Pictures stay out of the copy; restate everything else in the material exactly.
═══
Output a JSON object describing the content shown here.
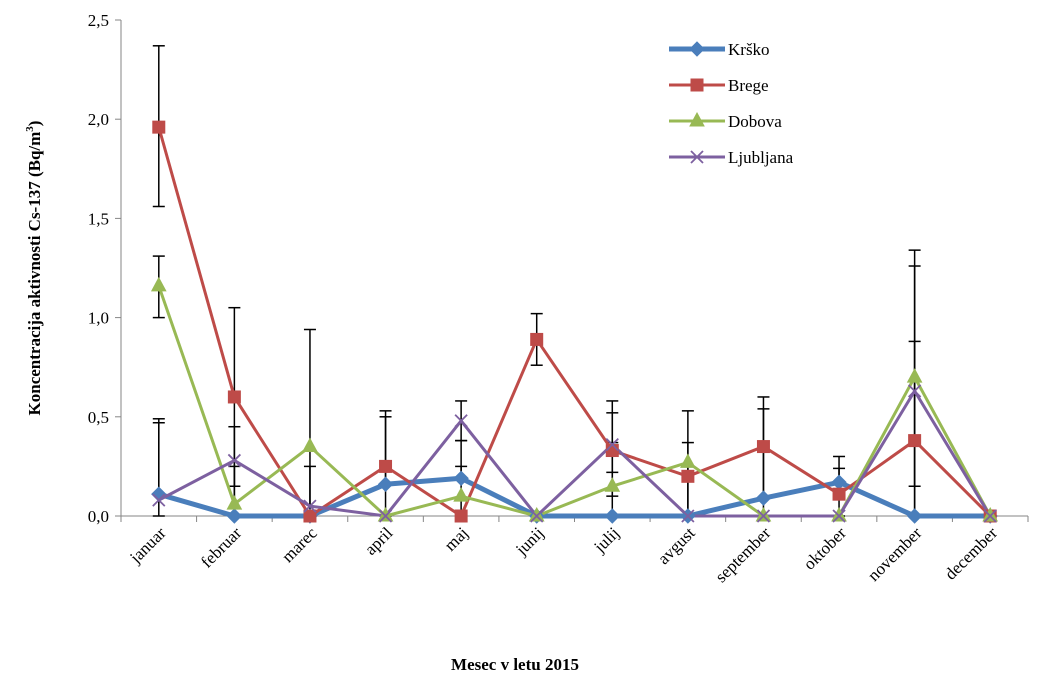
{
  "chart_data": {
    "type": "line",
    "xlabel": "Mesec v letu 2015",
    "ylabel": "Koncentracija aktivnosti Cs-137 (Bq/m",
    "ylabel_sup": "3",
    "ylabel_end": ")",
    "ylim": [
      0,
      2.5
    ],
    "yticks": [
      "0,0",
      "0,5",
      "1,0",
      "1,5",
      "2,0",
      "2,5"
    ],
    "ytick_values": [
      0,
      0.5,
      1.0,
      1.5,
      2.0,
      2.5
    ],
    "categories": [
      "januar",
      "februar",
      "marec",
      "april",
      "maj",
      "junij",
      "julij",
      "avgust",
      "september",
      "oktober",
      "november",
      "december"
    ],
    "legend_position": "top-right",
    "grid": false,
    "series": [
      {
        "name": "Krško",
        "color": "#4a7ebb",
        "marker": "diamond",
        "values": [
          0.11,
          0.0,
          0.0,
          0.16,
          0.19,
          0.0,
          0.0,
          0.0,
          0.09,
          0.17,
          0.0,
          0.0
        ],
        "err_lo": [
          0.11,
          0.0,
          0.0,
          0.16,
          0.19,
          0.0,
          0.0,
          0.0,
          0.09,
          0.17,
          0.0,
          0.0
        ],
        "err_hi": [
          0.47,
          0.0,
          0.0,
          0.53,
          0.38,
          0.0,
          0.0,
          0.0,
          0.54,
          0.3,
          0.0,
          0.0
        ]
      },
      {
        "name": "Brege",
        "color": "#be4b48",
        "marker": "square",
        "values": [
          1.96,
          0.6,
          0.0,
          0.25,
          0.0,
          0.89,
          0.33,
          0.2,
          0.35,
          0.11,
          0.38,
          0.0
        ],
        "err_lo": [
          1.56,
          0.15,
          0.0,
          0.0,
          0.0,
          0.76,
          0.1,
          0.0,
          0.0,
          0.0,
          0.15,
          0.0
        ],
        "err_hi": [
          2.37,
          1.05,
          0.0,
          0.5,
          0.0,
          1.02,
          0.58,
          0.53,
          0.6,
          0.24,
          0.88,
          0.0
        ]
      },
      {
        "name": "Dobova",
        "color": "#98b954",
        "marker": "triangle",
        "values": [
          1.16,
          0.06,
          0.35,
          0.0,
          0.1,
          0.0,
          0.15,
          0.27,
          0.0,
          0.0,
          0.7,
          0.0
        ],
        "err_lo": [
          1.0,
          0.0,
          0.0,
          0.0,
          0.0,
          0.0,
          0.0,
          0.0,
          0.0,
          0.0,
          0.0,
          0.0
        ],
        "err_hi": [
          1.31,
          0.25,
          0.94,
          0.0,
          0.25,
          0.0,
          0.37,
          0.37,
          0.0,
          0.0,
          1.34,
          0.0
        ]
      },
      {
        "name": "Ljubljana",
        "color": "#7d60a0",
        "marker": "x",
        "values": [
          0.08,
          0.28,
          0.05,
          0.0,
          0.48,
          0.0,
          0.36,
          0.0,
          0.0,
          0.0,
          0.63,
          0.0
        ],
        "err_lo": [
          0.0,
          0.0,
          0.0,
          0.0,
          0.38,
          0.0,
          0.22,
          0.0,
          0.0,
          0.0,
          0.0,
          0.0
        ],
        "err_hi": [
          0.49,
          0.45,
          0.25,
          0.0,
          0.58,
          0.0,
          0.52,
          0.0,
          0.0,
          0.0,
          1.26,
          0.0
        ]
      }
    ]
  }
}
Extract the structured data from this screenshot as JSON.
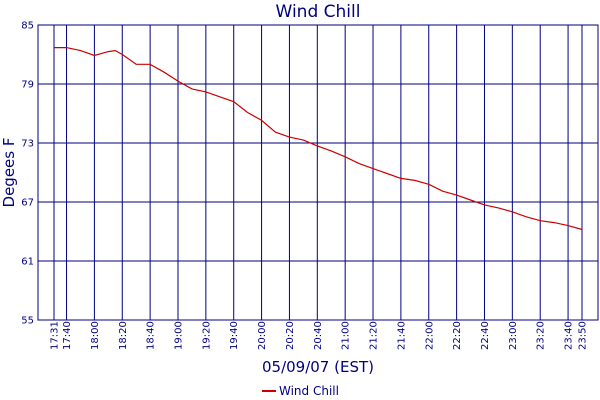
{
  "chart_data": {
    "type": "line",
    "title": "Wind Chill",
    "xlabel": "05/09/07 (EST)",
    "ylabel": "Degees F",
    "ylim": [
      55,
      85
    ],
    "yticks": [
      "55",
      "61",
      "67",
      "73",
      "79",
      "85"
    ],
    "x_start": "17:31",
    "x_end": "23:50",
    "xticks": [
      "17:31",
      "17:40",
      "18:00",
      "18:20",
      "18:40",
      "19:00",
      "19:20",
      "19:40",
      "20:00",
      "20:20",
      "20:40",
      "21:00",
      "21:20",
      "21:40",
      "22:00",
      "22:20",
      "22:40",
      "23:00",
      "23:20",
      "23:40",
      "23:50"
    ],
    "grid": true,
    "legend_position": "bottom-center",
    "colors": {
      "series": "#cc0000",
      "grid": "#000080",
      "text": "#000080"
    },
    "series": [
      {
        "name": "Wind Chill",
        "x": [
          "17:31",
          "17:40",
          "17:50",
          "18:00",
          "18:10",
          "18:15",
          "18:20",
          "18:30",
          "18:40",
          "18:50",
          "19:00",
          "19:10",
          "19:20",
          "19:30",
          "19:40",
          "19:50",
          "20:00",
          "20:10",
          "20:20",
          "20:30",
          "20:40",
          "20:50",
          "21:00",
          "21:10",
          "21:20",
          "21:30",
          "21:40",
          "21:50",
          "22:00",
          "22:10",
          "22:20",
          "22:30",
          "22:40",
          "22:50",
          "23:00",
          "23:10",
          "23:20",
          "23:30",
          "23:40",
          "23:50"
        ],
        "values": [
          82.7,
          82.7,
          82.4,
          81.9,
          82.3,
          82.4,
          82.0,
          81.0,
          81.0,
          80.2,
          79.3,
          78.5,
          78.2,
          77.7,
          77.2,
          76.1,
          75.3,
          74.1,
          73.6,
          73.3,
          72.7,
          72.2,
          71.6,
          70.9,
          70.4,
          69.9,
          69.4,
          69.2,
          68.8,
          68.1,
          67.7,
          67.2,
          66.7,
          66.4,
          66.0,
          65.5,
          65.1,
          64.9,
          64.6,
          64.2
        ]
      }
    ]
  }
}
═══
▶ **In response**
Output a JSON object describing the content shown here.
{
  "chart_data": {
    "type": "line",
    "xlabel": "Mesec v letu 2015",
    "ylabel": "Koncentracija aktivnosti Cs-137 (Bq/m",
    "ylabel_sup": "3",
    "ylabel_end": ")",
    "ylim": [
      0,
      2.5
    ],
    "yticks": [
      "0,0",
      "0,5",
      "1,0",
      "1,5",
      "2,0",
      "2,5"
    ],
    "ytick_values": [
      0,
      0.5,
      1.0,
      1.5,
      2.0,
      2.5
    ],
    "categories": [
      "januar",
      "februar",
      "marec",
      "april",
      "maj",
      "junij",
      "julij",
      "avgust",
      "september",
      "oktober",
      "november",
      "december"
    ],
    "legend_position": "top-right",
    "grid": false,
    "series": [
      {
        "name": "Krško",
        "color": "#4a7ebb",
        "marker": "diamond",
        "values": [
          0.11,
          0.0,
          0.0,
          0.16,
          0.19,
          0.0,
          0.0,
          0.0,
          0.09,
          0.17,
          0.0,
          0.0
        ],
        "err_lo": [
          0.11,
          0.0,
          0.0,
          0.16,
          0.19,
          0.0,
          0.0,
          0.0,
          0.09,
          0.17,
          0.0,
          0.0
        ],
        "err_hi": [
          0.47,
          0.0,
          0.0,
          0.53,
          0.38,
          0.0,
          0.0,
          0.0,
          0.54,
          0.3,
          0.0,
          0.0
        ]
      },
      {
        "name": "Brege",
        "color": "#be4b48",
        "marker": "square",
        "values": [
          1.96,
          0.6,
          0.0,
          0.25,
          0.0,
          0.89,
          0.33,
          0.2,
          0.35,
          0.11,
          0.38,
          0.0
        ],
        "err_lo": [
          1.56,
          0.15,
          0.0,
          0.0,
          0.0,
          0.76,
          0.1,
          0.0,
          0.0,
          0.0,
          0.15,
          0.0
        ],
        "err_hi": [
          2.37,
          1.05,
          0.0,
          0.5,
          0.0,
          1.02,
          0.58,
          0.53,
          0.6,
          0.24,
          0.88,
          0.0
        ]
      },
      {
        "name": "Dobova",
        "color": "#98b954",
        "marker": "triangle",
        "values": [
          1.16,
          0.06,
          0.35,
          0.0,
          0.1,
          0.0,
          0.15,
          0.27,
          0.0,
          0.0,
          0.7,
          0.0
        ],
        "err_lo": [
          1.0,
          0.0,
          0.0,
          0.0,
          0.0,
          0.0,
          0.0,
          0.0,
          0.0,
          0.0,
          0.0,
          0.0
        ],
        "err_hi": [
          1.31,
          0.25,
          0.94,
          0.0,
          0.25,
          0.0,
          0.37,
          0.37,
          0.0,
          0.0,
          1.34,
          0.0
        ]
      },
      {
        "name": "Ljubljana",
        "color": "#7d60a0",
        "marker": "x",
        "values": [
          0.08,
          0.28,
          0.05,
          0.0,
          0.48,
          0.0,
          0.36,
          0.0,
          0.0,
          0.0,
          0.63,
          0.0
        ],
        "err_lo": [
          0.0,
          0.0,
          0.0,
          0.0,
          0.38,
          0.0,
          0.22,
          0.0,
          0.0,
          0.0,
          0.0,
          0.0
        ],
        "err_hi": [
          0.49,
          0.45,
          0.25,
          0.0,
          0.58,
          0.0,
          0.52,
          0.0,
          0.0,
          0.0,
          1.26,
          0.0
        ]
      }
    ]
  }
}
Extract the structured data from this screenshot as JSON.
{
  "chart_data": {
    "type": "line",
    "title": "Wind Chill",
    "xlabel": "05/09/07 (EST)",
    "ylabel": "Degees F",
    "ylim": [
      55,
      85
    ],
    "yticks": [
      "55",
      "61",
      "67",
      "73",
      "79",
      "85"
    ],
    "x_start": "17:31",
    "x_end": "23:50",
    "xticks": [
      "17:31",
      "17:40",
      "18:00",
      "18:20",
      "18:40",
      "19:00",
      "19:20",
      "19:40",
      "20:00",
      "20:20",
      "20:40",
      "21:00",
      "21:20",
      "21:40",
      "22:00",
      "22:20",
      "22:40",
      "23:00",
      "23:20",
      "23:40",
      "23:50"
    ],
    "grid": true,
    "legend_position": "bottom-center",
    "colors": {
      "series": "#cc0000",
      "grid": "#000080",
      "text": "#000080"
    },
    "series": [
      {
        "name": "Wind Chill",
        "x": [
          "17:31",
          "17:40",
          "17:50",
          "18:00",
          "18:10",
          "18:15",
          "18:20",
          "18:30",
          "18:40",
          "18:50",
          "19:00",
          "19:10",
          "19:20",
          "19:30",
          "19:40",
          "19:50",
          "20:00",
          "20:10",
          "20:20",
          "20:30",
          "20:40",
          "20:50",
          "21:00",
          "21:10",
          "21:20",
          "21:30",
          "21:40",
          "21:50",
          "22:00",
          "22:10",
          "22:20",
          "22:30",
          "22:40",
          "22:50",
          "23:00",
          "23:10",
          "23:20",
          "23:30",
          "23:40",
          "23:50"
        ],
        "values": [
          82.7,
          82.7,
          82.4,
          81.9,
          82.3,
          82.4,
          82.0,
          81.0,
          81.0,
          80.2,
          79.3,
          78.5,
          78.2,
          77.7,
          77.2,
          76.1,
          75.3,
          74.1,
          73.6,
          73.3,
          72.7,
          72.2,
          71.6,
          70.9,
          70.4,
          69.9,
          69.4,
          69.2,
          68.8,
          68.1,
          67.7,
          67.2,
          66.7,
          66.4,
          66.0,
          65.5,
          65.1,
          64.9,
          64.6,
          64.2
        ]
      }
    ]
  }
}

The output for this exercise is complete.